__Set problem__. Copy out the listing below line for line with no changes, omitting the pictures.

__Given entries__.

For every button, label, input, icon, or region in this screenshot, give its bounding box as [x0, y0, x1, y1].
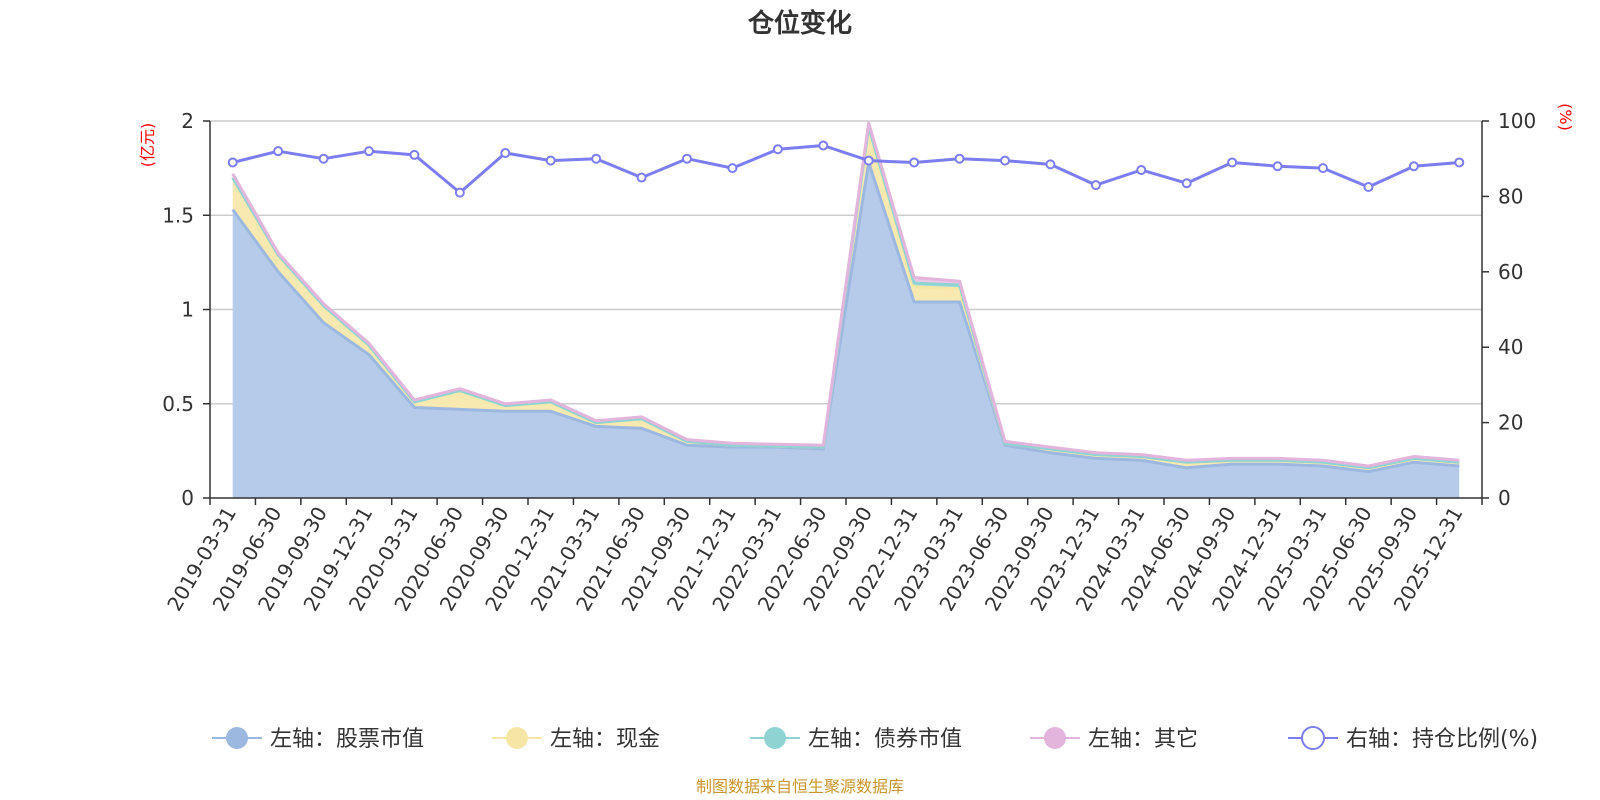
legend-label: 左轴：股票市值 — [270, 727, 424, 752]
ratio-point — [1318, 163, 1328, 174]
legend-marker — [764, 727, 786, 749]
legend: 左轴：股票市值 左轴：现金 左轴：债券市值 左轴：其它 右轴：持仓比例(%) — [212, 726, 1538, 752]
legend-marker — [226, 727, 248, 749]
legend-item: 左轴：债券市值 — [750, 727, 962, 752]
ratio-point — [227, 157, 238, 168]
ratio-point — [1136, 165, 1147, 176]
ratio-point — [545, 155, 556, 166]
legend-label: 左轴：现金 — [550, 727, 660, 752]
line-左轴：其它 — [231, 121, 1460, 468]
right-tick-label: 100 — [1498, 109, 1536, 133]
legend-label: 左轴：其它 — [1088, 727, 1198, 752]
ratio-point — [1454, 157, 1465, 168]
ratio-point — [500, 148, 511, 159]
left-axis-unit: (亿元) — [138, 123, 157, 168]
ratio-point — [1363, 181, 1374, 192]
left-tick-label: 1 — [181, 298, 194, 322]
ratio-point — [1181, 178, 1192, 189]
ratio-point — [818, 140, 829, 151]
ratio-point — [318, 153, 329, 164]
left-tick-label: 2 — [181, 109, 194, 133]
ratio-point — [409, 149, 420, 160]
ratio-point — [727, 163, 738, 174]
ratio-point — [591, 153, 602, 164]
legend-marker — [1044, 727, 1066, 749]
ratio-point — [682, 153, 692, 164]
right-tick-label: 20 — [1498, 411, 1523, 435]
legend-label: 左轴：债券市值 — [808, 727, 962, 752]
ratio-point — [454, 187, 465, 198]
chart-title: 仓位变化 — [747, 8, 852, 39]
left-tick-label: 0 — [181, 486, 194, 510]
ratio-point — [954, 153, 965, 164]
ratio-point — [364, 146, 374, 157]
ratio-point — [1045, 159, 1056, 170]
stacked-areas — [231, 121, 1460, 498]
ratio-point — [909, 157, 920, 168]
area-左轴：股票市值 — [232, 162, 1460, 498]
left-tick-label: 0.5 — [162, 392, 194, 416]
legend-item: 左轴：股票市值 — [212, 727, 424, 752]
legend-item: 左轴：现金 — [492, 727, 660, 752]
ratio-point — [1000, 155, 1010, 166]
ratio-point — [772, 144, 783, 155]
ratio-point — [273, 146, 284, 157]
right-axis-unit: (%) — [1556, 103, 1575, 131]
ratio-point — [636, 172, 647, 183]
ratio-line — [232, 144, 1460, 195]
legend-label: 右轴：持仓比例(%) — [1346, 727, 1538, 752]
ratio-point — [1227, 157, 1238, 168]
right-tick-label: 60 — [1498, 260, 1523, 284]
ratio-point — [863, 155, 874, 166]
line-左轴：股票市值 — [231, 161, 1460, 474]
right-tick-label: 80 — [1498, 184, 1523, 208]
right-tick-label: 0 — [1498, 486, 1511, 510]
ratio-point — [1090, 180, 1101, 191]
ratio-point — [1408, 161, 1419, 172]
legend-item: 左轴：其它 — [1030, 727, 1198, 752]
legend-marker — [506, 727, 528, 749]
right-tick-label: 40 — [1498, 335, 1523, 359]
data-source-note: 制图数据来自恒生聚源数据库 — [696, 777, 904, 796]
legend-item: 右轴：持仓比例(%) — [1288, 726, 1538, 752]
legend-marker — [1301, 726, 1325, 750]
left-tick-label: 1.5 — [162, 203, 194, 227]
ratio-line-series — [227, 140, 1465, 198]
ratio-point — [1272, 161, 1283, 172]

__Solution below__.
For every button, label, input, icon, or region in this screenshot, give its bounding box as [x0, y0, x1, y1].
legend-label: 左轴：股票市值 — [270, 727, 424, 752]
ratio-point — [1318, 163, 1328, 174]
legend-marker — [764, 727, 786, 749]
legend: 左轴：股票市值 左轴：现金 左轴：债券市值 左轴：其它 右轴：持仓比例(%) — [212, 726, 1538, 752]
legend-marker — [226, 727, 248, 749]
legend-item: 左轴：债券市值 — [750, 727, 962, 752]
ratio-point — [227, 157, 238, 168]
ratio-point — [1136, 165, 1147, 176]
ratio-point — [545, 155, 556, 166]
legend-label: 左轴：现金 — [550, 727, 660, 752]
line-左轴：其它 — [231, 121, 1460, 468]
right-tick-label: 100 — [1498, 109, 1536, 133]
legend-label: 左轴：其它 — [1088, 727, 1198, 752]
ratio-point — [1454, 157, 1465, 168]
ratio-point — [500, 148, 511, 159]
left-axis-unit: (亿元) — [138, 123, 157, 168]
ratio-point — [1363, 181, 1374, 192]
left-tick-label: 1 — [181, 298, 194, 322]
ratio-point — [1181, 178, 1192, 189]
ratio-point — [818, 140, 829, 151]
ratio-point — [318, 153, 329, 164]
left-tick-label: 2 — [181, 109, 194, 133]
ratio-point — [409, 149, 420, 160]
ratio-point — [727, 163, 738, 174]
ratio-point — [591, 153, 602, 164]
legend-marker — [1044, 727, 1066, 749]
ratio-point — [682, 153, 692, 164]
right-tick-label: 20 — [1498, 411, 1523, 435]
legend-label: 左轴：债券市值 — [808, 727, 962, 752]
ratio-point — [454, 187, 465, 198]
chart-title: 仓位变化 — [747, 8, 852, 39]
left-tick-label: 0 — [181, 486, 194, 510]
ratio-point — [954, 153, 965, 164]
ratio-point — [364, 146, 374, 157]
ratio-point — [1045, 159, 1056, 170]
stacked-areas — [231, 121, 1460, 498]
ratio-point — [909, 157, 920, 168]
area-左轴：股票市值 — [232, 162, 1460, 498]
left-tick-label: 0.5 — [162, 392, 194, 416]
legend-item: 左轴：股票市值 — [212, 727, 424, 752]
legend-item: 左轴：现金 — [492, 727, 660, 752]
ratio-point — [1000, 155, 1010, 166]
ratio-point — [772, 144, 783, 155]
ratio-point — [273, 146, 284, 157]
right-axis-unit: (%) — [1556, 103, 1575, 131]
ratio-point — [636, 172, 647, 183]
ratio-line — [232, 144, 1460, 195]
legend-label: 右轴：持仓比例(%) — [1346, 727, 1538, 752]
ratio-point — [1227, 157, 1238, 168]
right-tick-label: 60 — [1498, 260, 1523, 284]
ratio-point — [863, 155, 874, 166]
line-左轴：股票市值 — [231, 161, 1460, 474]
right-tick-label: 80 — [1498, 184, 1523, 208]
right-tick-label: 0 — [1498, 486, 1511, 510]
ratio-point — [1090, 180, 1101, 191]
ratio-point — [1408, 161, 1419, 172]
legend-item: 左轴：其它 — [1030, 727, 1198, 752]
legend-marker — [506, 727, 528, 749]
right-tick-label: 40 — [1498, 335, 1523, 359]
data-source-note: 制图数据来自恒生聚源数据库 — [696, 777, 904, 796]
legend-item: 右轴：持仓比例(%) — [1288, 726, 1538, 752]
legend-marker — [1301, 726, 1325, 750]
left-tick-label: 1.5 — [162, 203, 194, 227]
ratio-line-series — [227, 140, 1465, 198]
ratio-point — [1272, 161, 1283, 172]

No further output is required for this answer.